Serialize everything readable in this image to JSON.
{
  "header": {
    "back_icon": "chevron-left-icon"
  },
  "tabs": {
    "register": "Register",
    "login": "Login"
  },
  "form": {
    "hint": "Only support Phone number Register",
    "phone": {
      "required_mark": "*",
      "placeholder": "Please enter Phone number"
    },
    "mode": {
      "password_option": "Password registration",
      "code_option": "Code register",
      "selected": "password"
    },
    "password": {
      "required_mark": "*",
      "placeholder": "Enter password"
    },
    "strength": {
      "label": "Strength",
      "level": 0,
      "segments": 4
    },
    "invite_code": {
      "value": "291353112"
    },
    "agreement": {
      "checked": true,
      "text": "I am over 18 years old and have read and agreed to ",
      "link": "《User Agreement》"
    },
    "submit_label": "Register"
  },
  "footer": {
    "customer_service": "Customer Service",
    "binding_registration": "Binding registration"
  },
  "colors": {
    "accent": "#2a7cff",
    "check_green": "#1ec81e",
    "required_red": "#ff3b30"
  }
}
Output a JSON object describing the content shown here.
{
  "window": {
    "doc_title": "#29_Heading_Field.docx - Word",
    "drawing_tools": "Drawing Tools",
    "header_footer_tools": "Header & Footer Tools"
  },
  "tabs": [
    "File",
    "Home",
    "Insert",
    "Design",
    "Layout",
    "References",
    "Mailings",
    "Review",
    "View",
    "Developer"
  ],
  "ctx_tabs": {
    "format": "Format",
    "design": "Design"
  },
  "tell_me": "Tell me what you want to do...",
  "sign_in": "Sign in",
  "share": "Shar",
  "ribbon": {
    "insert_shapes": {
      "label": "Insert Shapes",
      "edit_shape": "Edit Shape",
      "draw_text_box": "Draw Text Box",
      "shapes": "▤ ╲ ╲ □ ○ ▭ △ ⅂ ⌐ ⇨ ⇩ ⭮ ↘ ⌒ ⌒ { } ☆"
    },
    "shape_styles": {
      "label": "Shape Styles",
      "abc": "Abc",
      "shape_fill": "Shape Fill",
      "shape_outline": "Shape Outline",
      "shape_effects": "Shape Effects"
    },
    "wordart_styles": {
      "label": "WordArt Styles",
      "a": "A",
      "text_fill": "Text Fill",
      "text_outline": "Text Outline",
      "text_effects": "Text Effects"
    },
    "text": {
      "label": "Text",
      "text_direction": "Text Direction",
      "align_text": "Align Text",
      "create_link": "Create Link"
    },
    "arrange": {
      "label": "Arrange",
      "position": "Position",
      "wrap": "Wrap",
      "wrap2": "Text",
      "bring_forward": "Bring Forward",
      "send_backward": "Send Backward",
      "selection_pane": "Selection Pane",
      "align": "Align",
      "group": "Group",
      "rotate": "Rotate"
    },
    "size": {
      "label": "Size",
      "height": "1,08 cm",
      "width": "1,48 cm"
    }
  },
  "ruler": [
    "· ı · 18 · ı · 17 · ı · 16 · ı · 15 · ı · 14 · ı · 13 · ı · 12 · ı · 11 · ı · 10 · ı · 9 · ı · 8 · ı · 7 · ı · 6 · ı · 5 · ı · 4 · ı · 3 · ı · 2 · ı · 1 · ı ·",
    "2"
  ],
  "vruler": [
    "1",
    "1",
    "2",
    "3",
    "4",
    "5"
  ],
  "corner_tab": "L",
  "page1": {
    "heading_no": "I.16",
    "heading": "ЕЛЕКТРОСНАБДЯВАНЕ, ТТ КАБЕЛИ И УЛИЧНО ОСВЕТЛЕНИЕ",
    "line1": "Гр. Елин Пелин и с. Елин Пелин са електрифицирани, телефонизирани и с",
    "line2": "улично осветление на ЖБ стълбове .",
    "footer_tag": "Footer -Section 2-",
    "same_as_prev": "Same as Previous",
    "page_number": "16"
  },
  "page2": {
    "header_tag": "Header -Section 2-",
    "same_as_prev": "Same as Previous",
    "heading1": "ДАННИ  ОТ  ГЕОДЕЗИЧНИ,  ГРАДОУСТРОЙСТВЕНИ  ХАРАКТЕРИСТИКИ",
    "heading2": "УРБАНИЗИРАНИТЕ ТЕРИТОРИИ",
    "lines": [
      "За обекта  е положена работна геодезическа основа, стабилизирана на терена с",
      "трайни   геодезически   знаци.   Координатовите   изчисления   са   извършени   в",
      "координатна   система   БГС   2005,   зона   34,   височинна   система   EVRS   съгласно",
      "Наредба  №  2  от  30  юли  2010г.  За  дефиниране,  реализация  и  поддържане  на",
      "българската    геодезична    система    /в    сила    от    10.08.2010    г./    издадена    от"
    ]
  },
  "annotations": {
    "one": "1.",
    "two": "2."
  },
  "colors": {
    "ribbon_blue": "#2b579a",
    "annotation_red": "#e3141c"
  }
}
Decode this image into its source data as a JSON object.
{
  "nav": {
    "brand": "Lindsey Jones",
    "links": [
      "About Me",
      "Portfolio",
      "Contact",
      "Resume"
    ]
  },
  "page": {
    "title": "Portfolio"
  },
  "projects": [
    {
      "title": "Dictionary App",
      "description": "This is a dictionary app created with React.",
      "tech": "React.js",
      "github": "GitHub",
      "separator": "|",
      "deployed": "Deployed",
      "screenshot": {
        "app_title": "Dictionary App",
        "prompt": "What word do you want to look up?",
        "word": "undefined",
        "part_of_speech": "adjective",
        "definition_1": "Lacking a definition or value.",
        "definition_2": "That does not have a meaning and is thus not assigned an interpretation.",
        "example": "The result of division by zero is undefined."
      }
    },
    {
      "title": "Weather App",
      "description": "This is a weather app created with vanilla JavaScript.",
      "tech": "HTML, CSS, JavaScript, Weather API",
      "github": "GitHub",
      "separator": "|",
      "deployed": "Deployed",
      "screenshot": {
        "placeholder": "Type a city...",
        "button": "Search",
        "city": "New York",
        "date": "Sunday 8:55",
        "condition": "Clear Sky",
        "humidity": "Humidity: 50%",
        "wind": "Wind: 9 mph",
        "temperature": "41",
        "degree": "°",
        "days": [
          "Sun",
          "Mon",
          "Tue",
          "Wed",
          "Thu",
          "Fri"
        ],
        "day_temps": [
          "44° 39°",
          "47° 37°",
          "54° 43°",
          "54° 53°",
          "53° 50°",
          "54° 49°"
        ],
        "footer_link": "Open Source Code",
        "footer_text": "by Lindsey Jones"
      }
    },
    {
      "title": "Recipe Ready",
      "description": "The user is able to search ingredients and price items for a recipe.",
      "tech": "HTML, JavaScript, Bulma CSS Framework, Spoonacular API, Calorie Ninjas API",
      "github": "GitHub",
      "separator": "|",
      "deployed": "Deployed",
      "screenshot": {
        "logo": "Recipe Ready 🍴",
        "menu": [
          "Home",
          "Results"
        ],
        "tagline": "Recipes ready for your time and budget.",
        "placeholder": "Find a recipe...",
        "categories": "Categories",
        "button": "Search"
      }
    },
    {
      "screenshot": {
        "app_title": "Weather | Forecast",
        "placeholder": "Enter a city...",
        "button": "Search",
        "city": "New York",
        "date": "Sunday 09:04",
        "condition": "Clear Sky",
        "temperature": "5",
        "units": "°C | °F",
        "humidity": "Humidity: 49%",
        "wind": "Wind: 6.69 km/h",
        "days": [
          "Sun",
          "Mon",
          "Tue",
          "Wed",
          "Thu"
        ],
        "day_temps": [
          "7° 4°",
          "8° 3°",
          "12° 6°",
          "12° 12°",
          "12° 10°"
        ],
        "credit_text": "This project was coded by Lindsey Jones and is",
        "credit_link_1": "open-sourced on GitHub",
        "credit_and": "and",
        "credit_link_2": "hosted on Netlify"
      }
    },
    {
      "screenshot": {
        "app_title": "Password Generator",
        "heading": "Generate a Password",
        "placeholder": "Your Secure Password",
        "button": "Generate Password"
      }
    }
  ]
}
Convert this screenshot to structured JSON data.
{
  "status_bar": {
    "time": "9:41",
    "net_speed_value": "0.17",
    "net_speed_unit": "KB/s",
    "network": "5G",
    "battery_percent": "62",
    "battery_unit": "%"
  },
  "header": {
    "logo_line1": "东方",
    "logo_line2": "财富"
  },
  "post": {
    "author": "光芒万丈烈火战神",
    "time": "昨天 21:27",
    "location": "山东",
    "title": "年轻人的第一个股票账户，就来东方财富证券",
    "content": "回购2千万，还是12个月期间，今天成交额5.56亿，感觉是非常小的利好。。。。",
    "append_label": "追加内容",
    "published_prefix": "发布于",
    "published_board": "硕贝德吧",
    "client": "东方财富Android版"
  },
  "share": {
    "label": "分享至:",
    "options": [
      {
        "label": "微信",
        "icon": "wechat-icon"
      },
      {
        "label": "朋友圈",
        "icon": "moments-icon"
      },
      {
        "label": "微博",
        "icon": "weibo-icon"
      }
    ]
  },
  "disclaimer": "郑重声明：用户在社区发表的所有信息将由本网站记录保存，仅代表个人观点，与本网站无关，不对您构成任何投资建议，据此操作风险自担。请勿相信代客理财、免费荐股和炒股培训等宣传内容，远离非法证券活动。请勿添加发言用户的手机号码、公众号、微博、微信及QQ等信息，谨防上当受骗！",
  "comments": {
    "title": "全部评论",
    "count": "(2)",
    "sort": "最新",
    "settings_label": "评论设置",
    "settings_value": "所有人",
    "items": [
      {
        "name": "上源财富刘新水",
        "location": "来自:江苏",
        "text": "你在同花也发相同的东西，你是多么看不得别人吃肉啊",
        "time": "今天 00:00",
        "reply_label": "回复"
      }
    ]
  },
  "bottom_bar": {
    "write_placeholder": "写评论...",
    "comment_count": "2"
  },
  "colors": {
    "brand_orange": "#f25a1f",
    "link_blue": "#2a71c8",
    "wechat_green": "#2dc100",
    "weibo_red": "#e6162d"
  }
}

Written instruction -
Only lines holding the string "Lindsey" are wanted; gather each one from the entries above.

Output below -
    "brand": "Lindsey Jones",
        "footer_text": "by Lindsey Jones"
        "credit_text": "This project was coded by Lindsey Jones and is",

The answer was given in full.